Stored items from a collection:

━━━━━━

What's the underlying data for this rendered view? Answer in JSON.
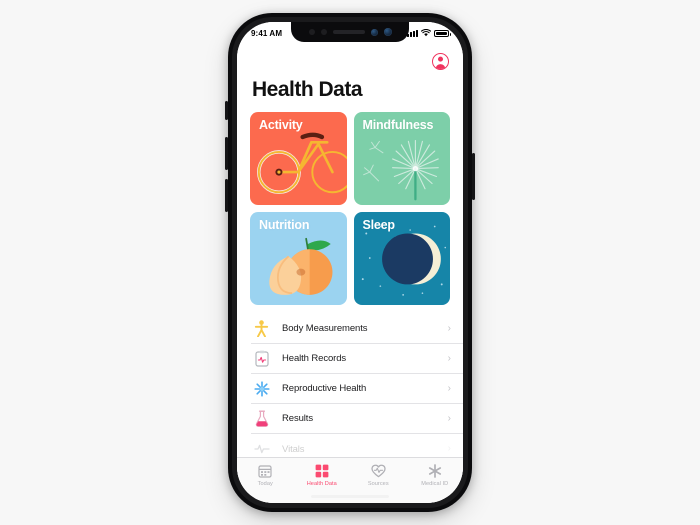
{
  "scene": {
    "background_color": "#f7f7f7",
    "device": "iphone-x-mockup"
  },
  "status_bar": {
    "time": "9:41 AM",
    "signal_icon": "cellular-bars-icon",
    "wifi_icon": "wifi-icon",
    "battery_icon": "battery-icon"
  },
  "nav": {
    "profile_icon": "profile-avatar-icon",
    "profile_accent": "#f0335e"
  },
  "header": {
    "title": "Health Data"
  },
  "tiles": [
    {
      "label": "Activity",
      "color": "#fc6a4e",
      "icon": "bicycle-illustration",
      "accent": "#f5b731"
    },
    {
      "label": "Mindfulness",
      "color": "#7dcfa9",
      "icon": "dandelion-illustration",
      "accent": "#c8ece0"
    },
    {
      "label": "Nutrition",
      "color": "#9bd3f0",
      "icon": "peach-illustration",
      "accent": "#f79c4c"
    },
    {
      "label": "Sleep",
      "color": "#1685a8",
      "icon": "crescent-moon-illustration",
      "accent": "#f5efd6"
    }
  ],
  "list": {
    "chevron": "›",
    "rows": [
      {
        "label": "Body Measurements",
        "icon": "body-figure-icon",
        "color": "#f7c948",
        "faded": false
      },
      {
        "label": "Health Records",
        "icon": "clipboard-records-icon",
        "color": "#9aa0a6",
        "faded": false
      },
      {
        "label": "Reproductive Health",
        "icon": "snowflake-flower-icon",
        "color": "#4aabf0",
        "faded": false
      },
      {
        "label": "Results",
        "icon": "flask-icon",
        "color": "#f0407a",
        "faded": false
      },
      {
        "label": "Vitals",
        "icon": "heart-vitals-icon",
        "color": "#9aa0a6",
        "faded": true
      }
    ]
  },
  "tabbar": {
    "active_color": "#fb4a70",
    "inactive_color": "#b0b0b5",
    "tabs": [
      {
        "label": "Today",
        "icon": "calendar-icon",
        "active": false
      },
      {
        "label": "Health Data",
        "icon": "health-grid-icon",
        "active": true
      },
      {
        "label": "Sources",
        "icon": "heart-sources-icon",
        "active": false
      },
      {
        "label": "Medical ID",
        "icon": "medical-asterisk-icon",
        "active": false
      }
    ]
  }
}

━━━━━━

# Objective
Filter the records down to the lines that contain the string "illustration", and copy those lines.

# Reply to the task
      "icon": "bicycle-illustration",
      "icon": "dandelion-illustration",
      "icon": "peach-illustration",
      "icon": "crescent-moon-illustration",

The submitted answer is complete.